[Start of Supplied records]

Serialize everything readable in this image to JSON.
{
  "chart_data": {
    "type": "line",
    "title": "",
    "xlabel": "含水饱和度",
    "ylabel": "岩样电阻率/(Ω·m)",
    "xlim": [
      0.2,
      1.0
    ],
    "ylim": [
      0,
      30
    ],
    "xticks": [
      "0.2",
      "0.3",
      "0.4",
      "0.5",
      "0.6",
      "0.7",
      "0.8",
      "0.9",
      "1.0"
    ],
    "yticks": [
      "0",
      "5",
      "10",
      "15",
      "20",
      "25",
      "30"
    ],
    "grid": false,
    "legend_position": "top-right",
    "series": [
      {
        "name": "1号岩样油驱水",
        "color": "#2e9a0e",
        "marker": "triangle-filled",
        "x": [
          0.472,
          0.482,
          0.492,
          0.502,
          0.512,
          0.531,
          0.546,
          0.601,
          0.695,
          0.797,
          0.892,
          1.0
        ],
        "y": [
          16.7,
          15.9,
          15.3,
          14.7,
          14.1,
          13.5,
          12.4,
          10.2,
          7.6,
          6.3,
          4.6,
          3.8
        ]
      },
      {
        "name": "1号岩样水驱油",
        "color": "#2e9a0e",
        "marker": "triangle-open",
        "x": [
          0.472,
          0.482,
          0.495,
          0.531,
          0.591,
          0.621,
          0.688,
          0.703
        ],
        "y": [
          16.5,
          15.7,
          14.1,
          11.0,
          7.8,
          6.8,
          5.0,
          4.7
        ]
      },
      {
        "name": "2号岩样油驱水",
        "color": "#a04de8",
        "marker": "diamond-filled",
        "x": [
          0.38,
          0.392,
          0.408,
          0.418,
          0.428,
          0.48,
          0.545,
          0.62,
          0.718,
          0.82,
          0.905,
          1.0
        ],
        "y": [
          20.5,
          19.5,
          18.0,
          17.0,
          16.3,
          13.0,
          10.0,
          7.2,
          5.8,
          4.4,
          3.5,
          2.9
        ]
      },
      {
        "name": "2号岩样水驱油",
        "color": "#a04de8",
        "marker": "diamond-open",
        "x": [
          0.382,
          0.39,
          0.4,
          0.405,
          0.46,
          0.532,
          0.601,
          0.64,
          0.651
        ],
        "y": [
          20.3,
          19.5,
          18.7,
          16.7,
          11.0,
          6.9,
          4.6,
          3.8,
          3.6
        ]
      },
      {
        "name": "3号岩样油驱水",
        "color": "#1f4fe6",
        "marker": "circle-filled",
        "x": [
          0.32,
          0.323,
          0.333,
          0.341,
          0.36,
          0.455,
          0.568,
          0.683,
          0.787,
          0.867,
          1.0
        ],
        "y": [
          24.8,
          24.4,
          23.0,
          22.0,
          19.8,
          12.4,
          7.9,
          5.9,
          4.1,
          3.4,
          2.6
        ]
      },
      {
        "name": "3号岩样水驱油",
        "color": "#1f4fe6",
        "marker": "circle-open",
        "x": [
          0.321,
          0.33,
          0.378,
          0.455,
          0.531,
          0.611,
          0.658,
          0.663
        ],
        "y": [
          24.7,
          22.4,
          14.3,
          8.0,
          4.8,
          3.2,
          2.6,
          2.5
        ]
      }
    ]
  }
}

[End of Supplied records]

## Written exercise
How many lines of the entries above hold the string "open"? Reply with the number alone.

## Exercise output
3